··· STORED DATA

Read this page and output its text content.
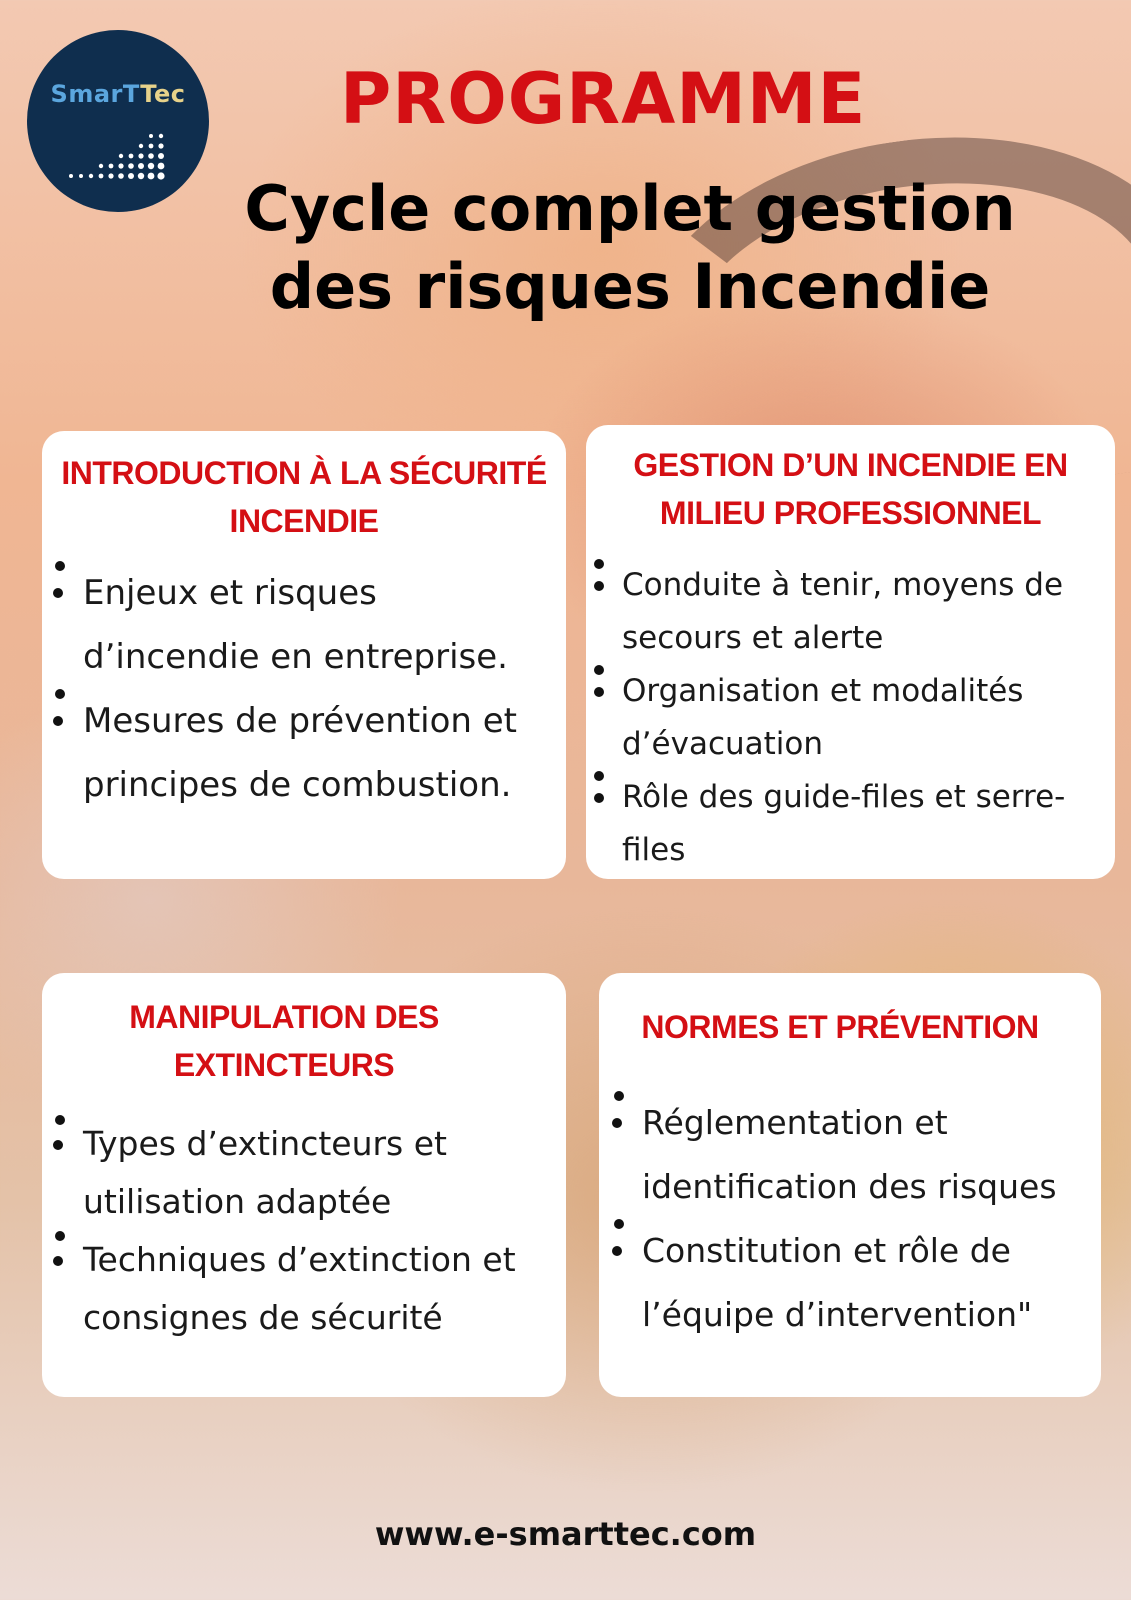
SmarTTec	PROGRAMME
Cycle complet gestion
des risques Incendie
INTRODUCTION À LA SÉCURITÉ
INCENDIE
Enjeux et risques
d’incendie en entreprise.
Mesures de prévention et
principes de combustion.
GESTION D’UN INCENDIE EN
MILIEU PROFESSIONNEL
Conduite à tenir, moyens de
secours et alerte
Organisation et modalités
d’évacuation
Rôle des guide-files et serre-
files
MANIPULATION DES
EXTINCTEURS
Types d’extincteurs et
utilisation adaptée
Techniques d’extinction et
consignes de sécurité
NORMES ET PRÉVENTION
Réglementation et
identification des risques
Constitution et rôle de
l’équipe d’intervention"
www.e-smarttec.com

······

REQUIRED WORK
In the entries above, find each line with the word "risques" and show it.

RESULT FOR THIS TASK
des risques Incendie
Enjeux et risques
identification des risques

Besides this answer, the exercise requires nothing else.